* **Short task 1**
In the entries below, copy out a run of lines word for word. Begin at the line that has "y-tick-label: 0,1 <box>414 587 430 600</box>" and stop after the line that has "data-label: 0,209 <box>42 201 71 214</box>".

* **Selected passage**
Award ceremony speech

Presentation Speech by Professor A.E. Lindh, member of the Nobel Committee for Physics

Your Majesty, Your Royal Highnesses, Ladies and Gentlemen.

The earliest known attempts to attain high pressures and to study various properties of matter under the influence of these pressures date from the beginning and middle of the 17th century. The experiments, which were carried out by extremely primitive methods, aimed in the first place at throwing light on the compressibility of liquids. These investigations did not become of a more scientific and systematic nature until the beginning of the last century, although at first they had the same limited aims as before. However, they were gradually extended to other fields. As an example may be mentioned attempts to compress a number of gases at high pressure, when great divergencies from Boyle’s law revealed themselves, and further, investigations of the effect of pressure on the refractivity of water, the effect of pressure on the resistance of an electric conductor. Most important of all was in 1861 Andrews’ discovery of the critical phenomena in gases.

A period of intensive research began after this last discovery, a period which lasted until the beginning of the 1890’s. During this period the leading research workers in this field were the two French physicists, Cailletet and Amagat, of whom the former was active during an earlier phase of the period mentioned. These two scientists, especially the latter, made important contributions towards improving the technique for attaining high pressures and worked out reliable methods for measuring them. Amagat developed a special technique for ensuring effective scalings or packings, a fundamental problem when working on high pressures. Thanks to this technique, Amagat succeeded in obtaining constant pressures of 3,000 kg/cm2 and more. His contributions were of the greatest importance for further work, and subsequently a large number of research workers in different countries devoted themselves to the study of high pressures. Although very comprehensive work in this field was done, no considerable progress was made in the matter of an improved technique. The limit remained at 3,000 kg/cm2, and it was not until after 1905 that it began to make gigantic leaps upwards. The credit for this is due in the first place to Professor P. W. Bridgman, who is today to receive the 1946 Nobel Prize for Physics for his invention of an apparatus for obtaining extremely high pressures, and for the discoveries he has made with it within that field of physics.

* **Entries shown**
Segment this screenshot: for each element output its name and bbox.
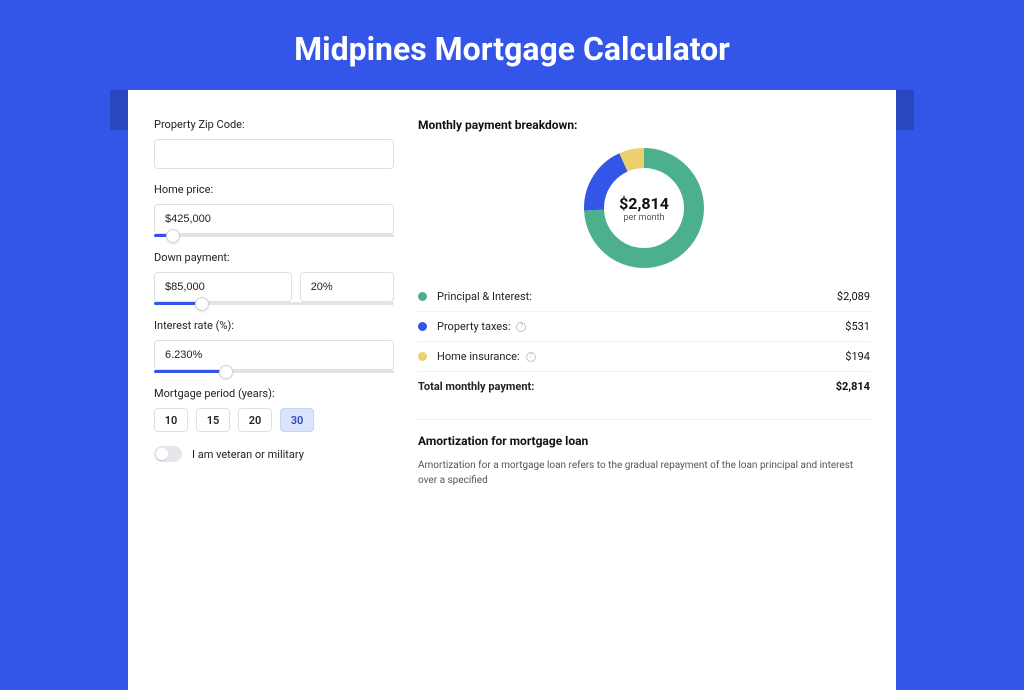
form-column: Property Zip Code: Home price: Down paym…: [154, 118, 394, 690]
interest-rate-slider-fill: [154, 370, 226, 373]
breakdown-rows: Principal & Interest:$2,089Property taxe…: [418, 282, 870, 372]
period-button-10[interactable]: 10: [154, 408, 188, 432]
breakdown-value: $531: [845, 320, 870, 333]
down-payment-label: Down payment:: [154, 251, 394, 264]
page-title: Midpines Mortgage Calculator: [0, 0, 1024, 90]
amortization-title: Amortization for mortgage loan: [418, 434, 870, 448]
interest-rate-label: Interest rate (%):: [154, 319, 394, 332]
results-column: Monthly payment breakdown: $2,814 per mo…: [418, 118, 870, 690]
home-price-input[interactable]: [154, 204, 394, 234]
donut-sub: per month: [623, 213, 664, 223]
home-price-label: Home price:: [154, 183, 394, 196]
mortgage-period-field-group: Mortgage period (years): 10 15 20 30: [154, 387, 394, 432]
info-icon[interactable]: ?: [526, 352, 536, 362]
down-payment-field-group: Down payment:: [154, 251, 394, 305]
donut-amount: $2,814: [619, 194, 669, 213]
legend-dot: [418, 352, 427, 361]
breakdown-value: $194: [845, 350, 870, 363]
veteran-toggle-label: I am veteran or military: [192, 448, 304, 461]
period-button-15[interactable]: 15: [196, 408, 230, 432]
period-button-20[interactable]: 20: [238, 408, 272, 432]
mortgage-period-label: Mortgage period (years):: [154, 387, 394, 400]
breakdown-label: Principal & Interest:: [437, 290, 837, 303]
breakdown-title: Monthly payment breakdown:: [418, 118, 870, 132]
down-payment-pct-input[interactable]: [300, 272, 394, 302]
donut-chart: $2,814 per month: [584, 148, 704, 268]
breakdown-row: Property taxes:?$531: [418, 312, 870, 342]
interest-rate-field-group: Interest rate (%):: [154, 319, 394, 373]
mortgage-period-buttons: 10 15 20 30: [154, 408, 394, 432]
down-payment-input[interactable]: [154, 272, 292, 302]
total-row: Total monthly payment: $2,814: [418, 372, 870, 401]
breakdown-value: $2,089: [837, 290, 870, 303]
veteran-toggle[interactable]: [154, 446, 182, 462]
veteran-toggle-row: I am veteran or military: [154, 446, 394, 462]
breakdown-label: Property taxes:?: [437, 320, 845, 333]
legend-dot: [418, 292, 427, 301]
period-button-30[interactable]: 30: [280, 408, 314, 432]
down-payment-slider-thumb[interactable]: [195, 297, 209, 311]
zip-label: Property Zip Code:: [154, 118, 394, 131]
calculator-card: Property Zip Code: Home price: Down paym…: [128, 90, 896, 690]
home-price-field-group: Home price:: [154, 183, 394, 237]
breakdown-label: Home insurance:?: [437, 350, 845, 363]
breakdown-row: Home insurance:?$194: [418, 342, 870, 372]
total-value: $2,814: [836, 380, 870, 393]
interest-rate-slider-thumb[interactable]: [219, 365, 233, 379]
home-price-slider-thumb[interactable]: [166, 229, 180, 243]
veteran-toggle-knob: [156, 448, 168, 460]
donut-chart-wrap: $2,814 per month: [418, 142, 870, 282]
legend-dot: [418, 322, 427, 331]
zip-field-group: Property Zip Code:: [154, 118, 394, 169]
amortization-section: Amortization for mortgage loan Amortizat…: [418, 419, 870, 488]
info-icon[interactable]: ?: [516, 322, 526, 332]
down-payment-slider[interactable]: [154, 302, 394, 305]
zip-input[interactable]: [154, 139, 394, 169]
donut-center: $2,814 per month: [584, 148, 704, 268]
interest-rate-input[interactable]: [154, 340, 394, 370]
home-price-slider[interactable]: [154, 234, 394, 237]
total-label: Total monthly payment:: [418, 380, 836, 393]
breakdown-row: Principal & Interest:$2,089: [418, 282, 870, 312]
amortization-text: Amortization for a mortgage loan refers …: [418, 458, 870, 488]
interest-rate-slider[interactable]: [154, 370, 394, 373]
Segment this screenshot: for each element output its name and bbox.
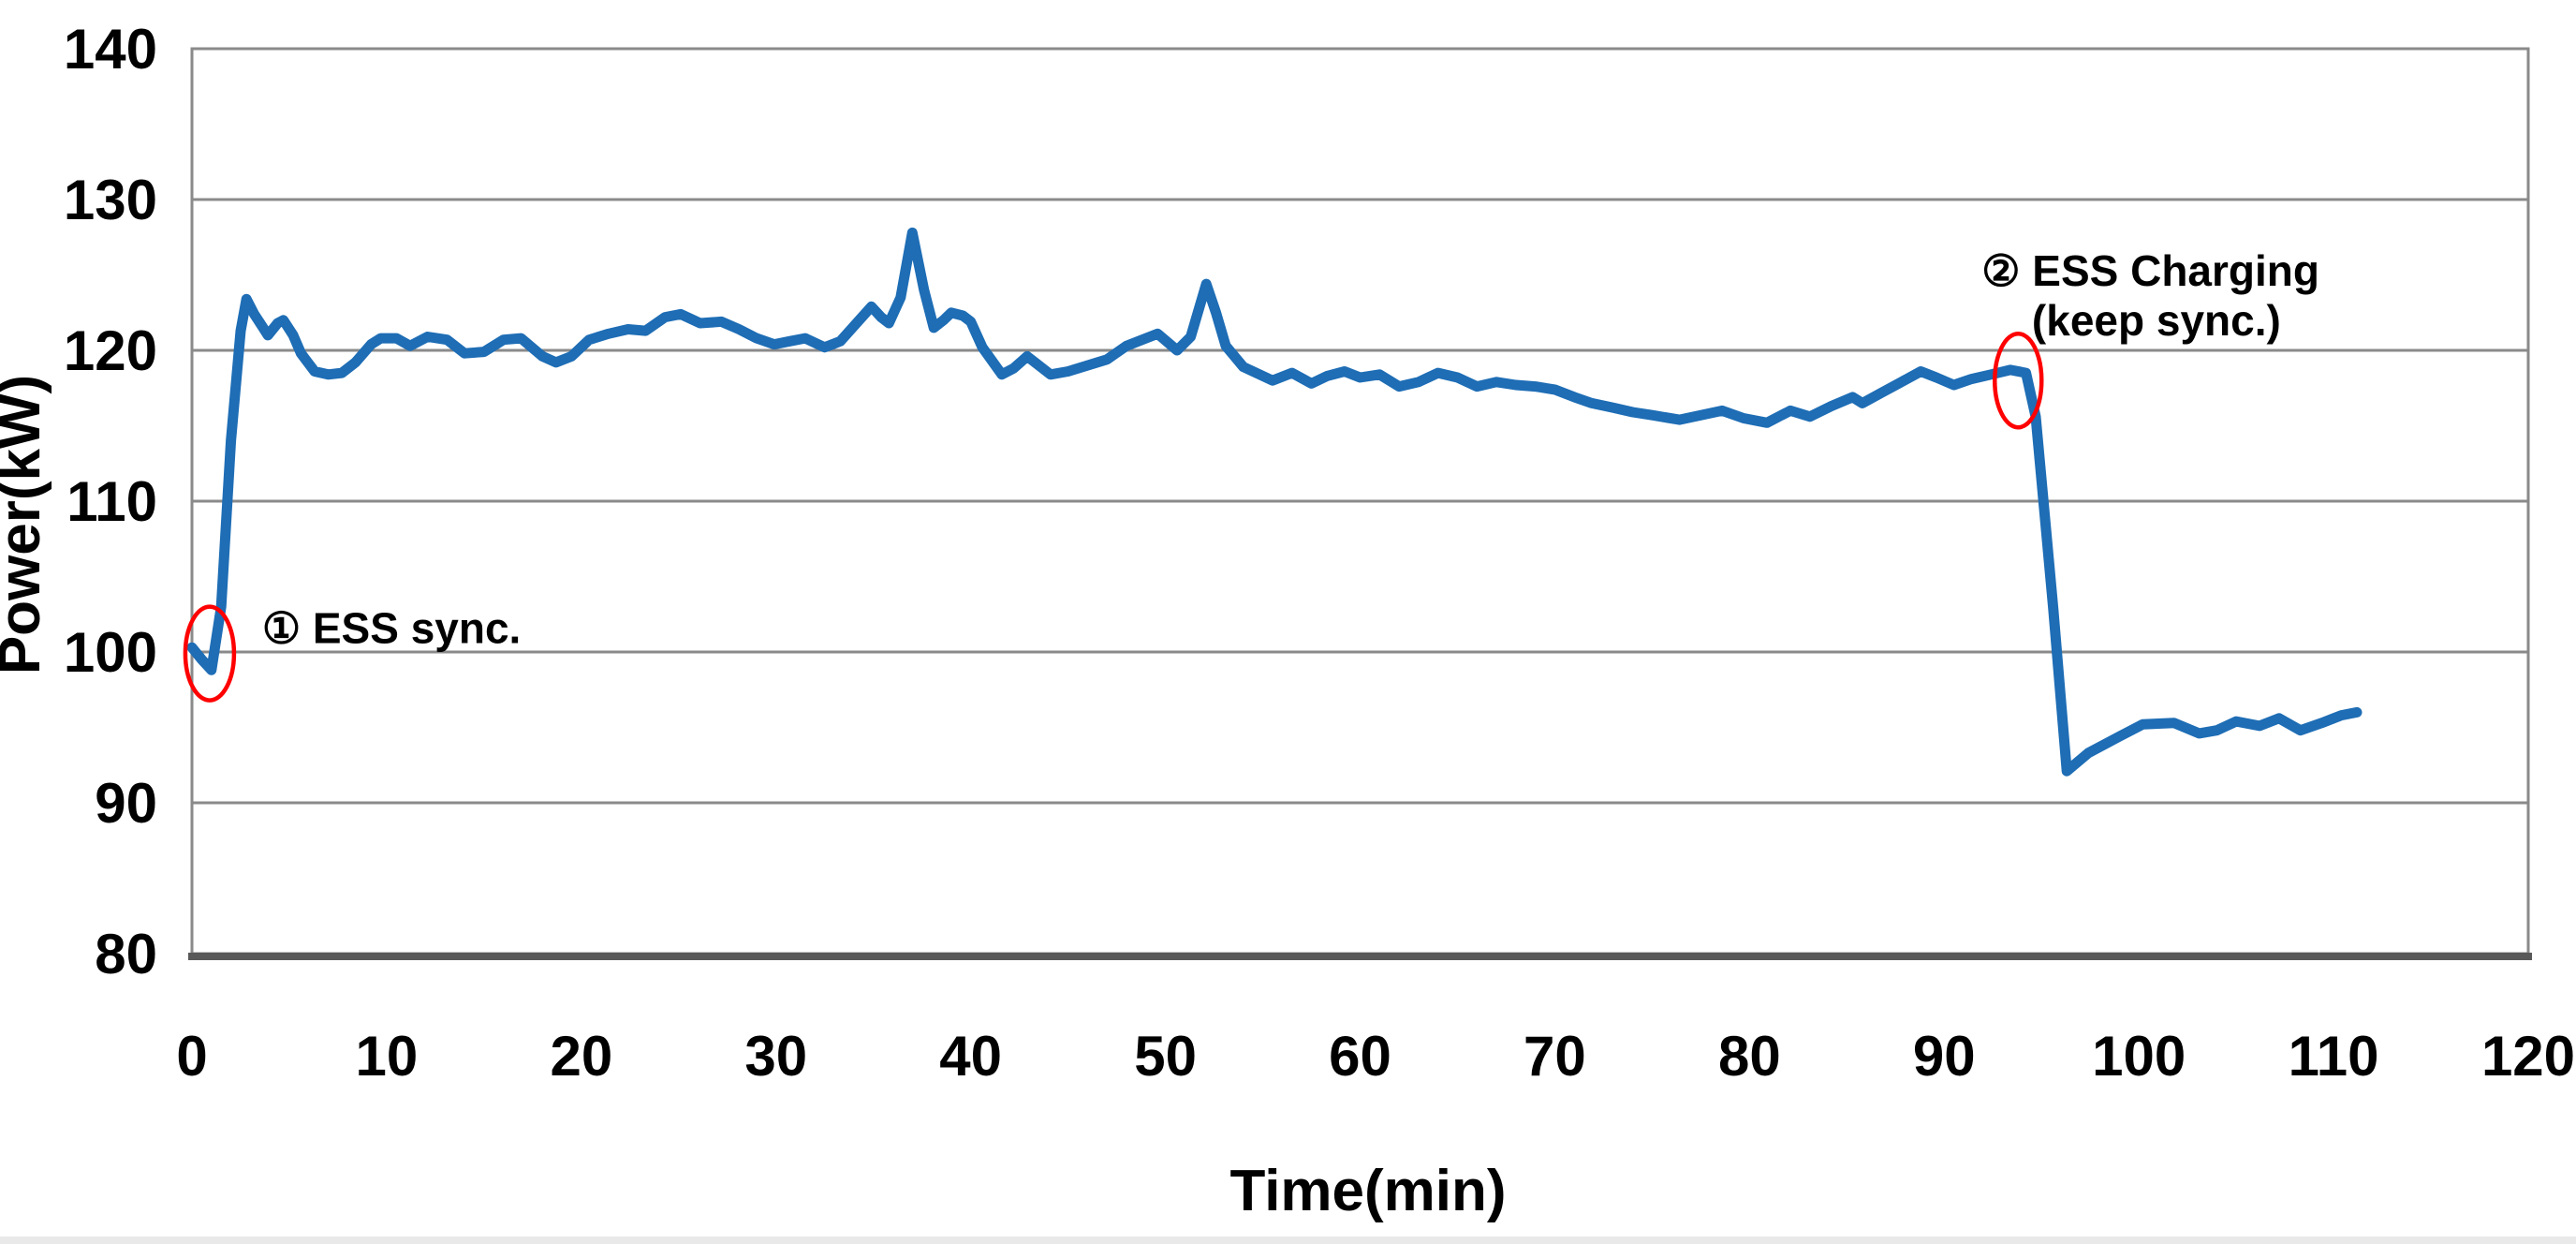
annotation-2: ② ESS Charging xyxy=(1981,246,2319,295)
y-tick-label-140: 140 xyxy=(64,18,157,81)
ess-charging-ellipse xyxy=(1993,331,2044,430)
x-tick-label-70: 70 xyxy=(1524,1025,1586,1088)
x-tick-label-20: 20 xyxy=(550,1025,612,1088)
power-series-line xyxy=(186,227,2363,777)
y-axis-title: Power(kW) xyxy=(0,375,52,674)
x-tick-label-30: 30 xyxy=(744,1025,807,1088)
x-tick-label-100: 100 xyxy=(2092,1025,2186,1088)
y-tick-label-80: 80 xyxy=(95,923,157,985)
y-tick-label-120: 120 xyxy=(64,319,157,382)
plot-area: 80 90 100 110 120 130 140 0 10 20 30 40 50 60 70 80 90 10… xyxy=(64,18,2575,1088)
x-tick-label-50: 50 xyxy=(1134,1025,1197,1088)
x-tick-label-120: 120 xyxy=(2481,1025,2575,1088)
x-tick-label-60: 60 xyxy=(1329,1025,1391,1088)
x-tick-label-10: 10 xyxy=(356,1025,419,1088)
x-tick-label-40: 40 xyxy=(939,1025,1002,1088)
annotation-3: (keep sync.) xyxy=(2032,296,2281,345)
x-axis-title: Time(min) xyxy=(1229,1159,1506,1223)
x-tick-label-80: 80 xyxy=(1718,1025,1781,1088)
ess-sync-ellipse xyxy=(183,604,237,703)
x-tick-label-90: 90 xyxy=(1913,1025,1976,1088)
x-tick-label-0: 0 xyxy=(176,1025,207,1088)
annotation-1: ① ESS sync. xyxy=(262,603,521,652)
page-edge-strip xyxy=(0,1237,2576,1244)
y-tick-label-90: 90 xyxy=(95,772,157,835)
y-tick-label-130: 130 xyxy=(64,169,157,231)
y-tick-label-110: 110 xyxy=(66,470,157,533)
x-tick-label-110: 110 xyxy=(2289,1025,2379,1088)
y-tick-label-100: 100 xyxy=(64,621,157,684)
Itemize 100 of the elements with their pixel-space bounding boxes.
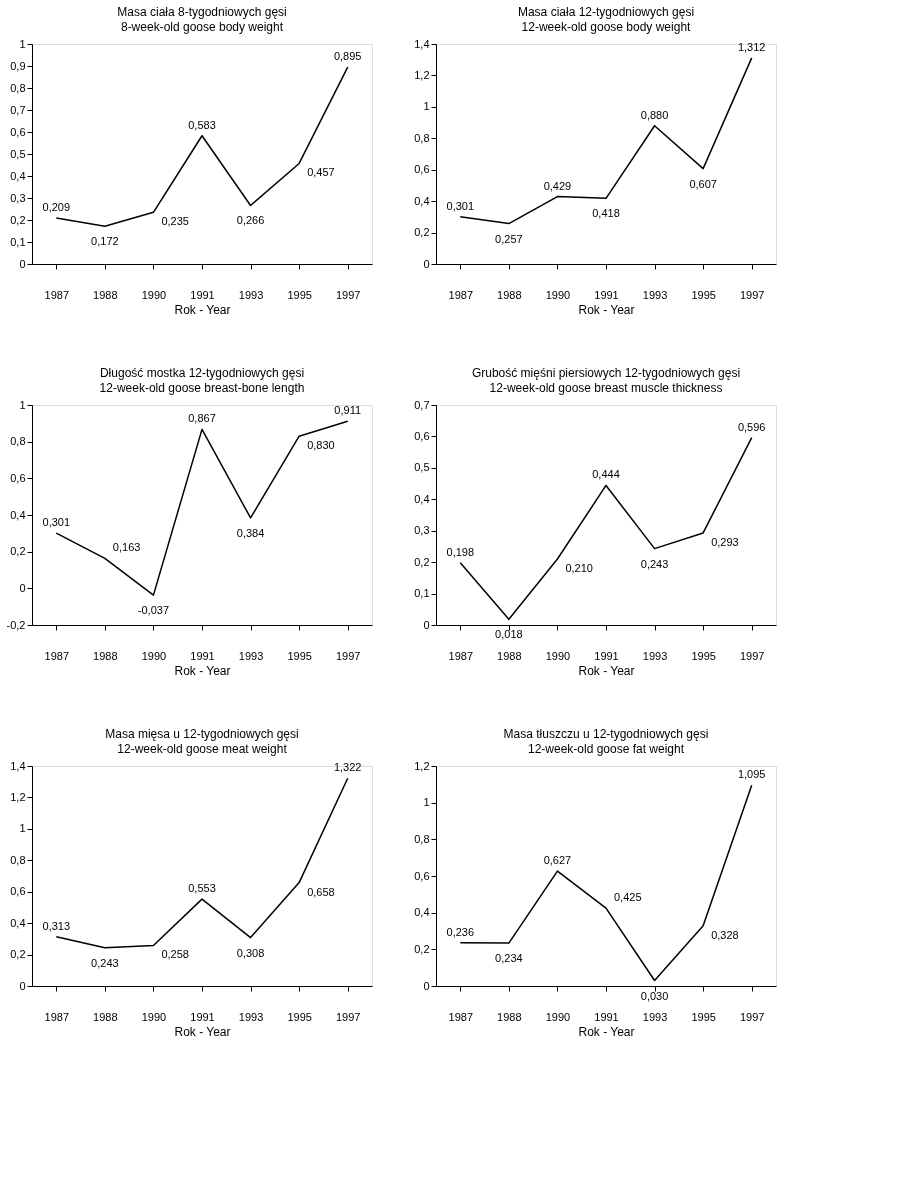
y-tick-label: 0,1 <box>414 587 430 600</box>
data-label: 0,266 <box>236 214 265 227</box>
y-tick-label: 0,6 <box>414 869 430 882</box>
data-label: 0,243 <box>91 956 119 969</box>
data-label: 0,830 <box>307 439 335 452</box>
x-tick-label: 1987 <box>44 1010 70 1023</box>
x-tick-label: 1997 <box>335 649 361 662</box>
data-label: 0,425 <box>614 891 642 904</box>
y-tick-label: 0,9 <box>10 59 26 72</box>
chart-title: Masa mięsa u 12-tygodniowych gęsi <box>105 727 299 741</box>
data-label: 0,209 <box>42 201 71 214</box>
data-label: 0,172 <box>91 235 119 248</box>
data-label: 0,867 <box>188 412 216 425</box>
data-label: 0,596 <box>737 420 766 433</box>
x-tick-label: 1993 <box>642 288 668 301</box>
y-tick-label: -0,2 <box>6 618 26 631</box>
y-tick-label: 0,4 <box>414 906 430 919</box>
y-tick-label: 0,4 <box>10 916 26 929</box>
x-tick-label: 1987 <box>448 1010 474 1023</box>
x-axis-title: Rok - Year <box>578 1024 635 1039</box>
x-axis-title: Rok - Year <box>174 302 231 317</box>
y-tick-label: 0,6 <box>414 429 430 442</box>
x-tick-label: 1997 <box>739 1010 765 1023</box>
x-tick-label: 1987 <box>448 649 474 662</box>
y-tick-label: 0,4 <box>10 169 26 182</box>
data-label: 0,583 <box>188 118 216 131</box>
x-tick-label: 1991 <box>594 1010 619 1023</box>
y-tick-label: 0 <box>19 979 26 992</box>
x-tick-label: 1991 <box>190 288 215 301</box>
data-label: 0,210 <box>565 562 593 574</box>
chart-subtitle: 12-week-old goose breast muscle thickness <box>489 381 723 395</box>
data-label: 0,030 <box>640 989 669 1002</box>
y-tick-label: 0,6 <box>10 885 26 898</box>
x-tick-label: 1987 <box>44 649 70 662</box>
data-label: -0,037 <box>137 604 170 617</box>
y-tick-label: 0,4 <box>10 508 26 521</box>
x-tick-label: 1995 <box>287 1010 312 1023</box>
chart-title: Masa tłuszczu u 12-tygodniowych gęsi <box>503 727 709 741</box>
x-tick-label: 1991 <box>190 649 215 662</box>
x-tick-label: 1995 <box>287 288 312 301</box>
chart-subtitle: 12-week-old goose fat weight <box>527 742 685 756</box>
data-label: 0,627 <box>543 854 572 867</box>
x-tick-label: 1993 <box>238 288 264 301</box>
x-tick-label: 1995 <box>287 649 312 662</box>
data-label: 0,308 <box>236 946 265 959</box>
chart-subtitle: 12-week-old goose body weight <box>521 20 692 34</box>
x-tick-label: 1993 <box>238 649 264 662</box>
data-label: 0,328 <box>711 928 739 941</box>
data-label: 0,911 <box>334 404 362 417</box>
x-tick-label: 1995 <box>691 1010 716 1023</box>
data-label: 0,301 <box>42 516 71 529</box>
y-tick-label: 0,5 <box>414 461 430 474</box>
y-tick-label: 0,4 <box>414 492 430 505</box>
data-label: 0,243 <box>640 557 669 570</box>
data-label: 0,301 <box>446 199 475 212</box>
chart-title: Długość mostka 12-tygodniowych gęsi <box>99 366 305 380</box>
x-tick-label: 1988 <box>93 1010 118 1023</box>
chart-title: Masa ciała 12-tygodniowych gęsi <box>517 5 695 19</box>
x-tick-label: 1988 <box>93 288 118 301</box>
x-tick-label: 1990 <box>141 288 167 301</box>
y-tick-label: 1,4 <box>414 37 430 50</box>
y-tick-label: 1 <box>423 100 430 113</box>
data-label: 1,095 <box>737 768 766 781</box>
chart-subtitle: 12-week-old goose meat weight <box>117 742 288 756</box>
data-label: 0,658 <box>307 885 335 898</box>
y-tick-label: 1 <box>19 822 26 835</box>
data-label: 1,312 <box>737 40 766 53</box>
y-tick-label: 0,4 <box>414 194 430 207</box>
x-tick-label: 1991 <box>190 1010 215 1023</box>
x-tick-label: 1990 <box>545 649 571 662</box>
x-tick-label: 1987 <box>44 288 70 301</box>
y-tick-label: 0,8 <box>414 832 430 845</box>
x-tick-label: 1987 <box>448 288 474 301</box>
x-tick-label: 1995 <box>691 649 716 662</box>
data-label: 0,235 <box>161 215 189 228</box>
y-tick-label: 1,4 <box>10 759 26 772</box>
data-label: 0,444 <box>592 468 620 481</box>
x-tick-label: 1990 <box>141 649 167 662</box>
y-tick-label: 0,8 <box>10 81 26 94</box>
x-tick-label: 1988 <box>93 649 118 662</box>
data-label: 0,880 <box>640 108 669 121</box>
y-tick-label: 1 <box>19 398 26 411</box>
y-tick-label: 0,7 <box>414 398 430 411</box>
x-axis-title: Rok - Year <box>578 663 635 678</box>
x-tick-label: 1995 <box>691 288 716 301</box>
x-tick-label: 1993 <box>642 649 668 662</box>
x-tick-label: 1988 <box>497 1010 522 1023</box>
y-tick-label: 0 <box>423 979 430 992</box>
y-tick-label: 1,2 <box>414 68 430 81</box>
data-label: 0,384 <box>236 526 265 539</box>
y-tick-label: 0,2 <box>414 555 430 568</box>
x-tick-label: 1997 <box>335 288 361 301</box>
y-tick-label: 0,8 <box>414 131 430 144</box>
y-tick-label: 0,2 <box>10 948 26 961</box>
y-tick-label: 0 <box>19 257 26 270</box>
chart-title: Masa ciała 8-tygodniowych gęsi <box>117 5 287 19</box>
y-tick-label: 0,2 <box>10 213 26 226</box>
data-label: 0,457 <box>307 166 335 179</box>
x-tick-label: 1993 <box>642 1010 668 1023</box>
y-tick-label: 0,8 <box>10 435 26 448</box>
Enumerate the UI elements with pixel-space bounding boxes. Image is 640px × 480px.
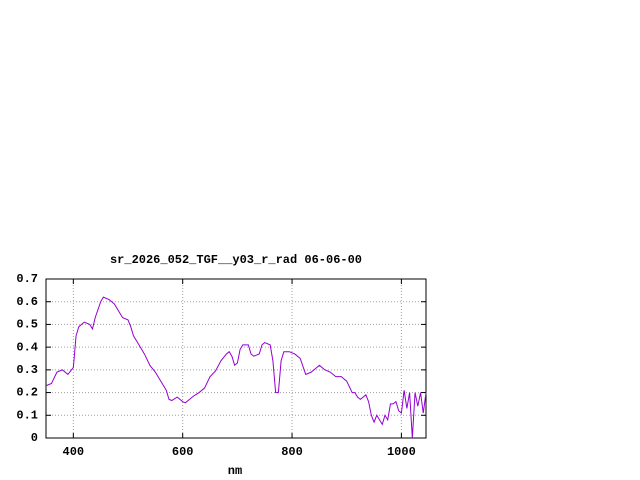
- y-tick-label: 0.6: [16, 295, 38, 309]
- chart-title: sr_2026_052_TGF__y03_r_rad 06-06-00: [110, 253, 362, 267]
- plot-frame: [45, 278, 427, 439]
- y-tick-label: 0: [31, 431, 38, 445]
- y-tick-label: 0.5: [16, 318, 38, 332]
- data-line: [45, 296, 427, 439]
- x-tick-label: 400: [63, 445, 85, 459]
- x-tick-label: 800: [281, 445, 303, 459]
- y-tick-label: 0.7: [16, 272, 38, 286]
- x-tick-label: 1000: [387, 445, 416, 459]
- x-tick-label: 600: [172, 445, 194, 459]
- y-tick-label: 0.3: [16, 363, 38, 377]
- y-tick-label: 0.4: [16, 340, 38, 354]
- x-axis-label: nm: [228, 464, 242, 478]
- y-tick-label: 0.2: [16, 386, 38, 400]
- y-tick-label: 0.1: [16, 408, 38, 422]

* **Short task 2**
According to the award speech, which two French physicists led high-pressure research from Andrews' 1861 discovery until the early 1890s?

* **Solution 1**
y-tick-label: 0,1 <box>414 587 430 600</box>
data-label: 0,266 <box>236 214 265 227</box>
y-tick-label: 0,6 <box>414 869 430 882</box>
data-label: 0,243 <box>91 956 119 969</box>
data-label: 0,830 <box>307 439 335 452</box>
x-tick-label: 1987 <box>44 1010 70 1023</box>
x-tick-label: 1997 <box>335 649 361 662</box>
data-label: 0,425 <box>614 891 642 904</box>
y-tick-label: 0,9 <box>10 59 26 72</box>
chart-title: Masa mięsa u 12-tygodniowych gęsi <box>105 727 299 741</box>
data-label: 0,209 <box>42 201 71 214</box>

* **Solution 2**
Cailletet and Amagat.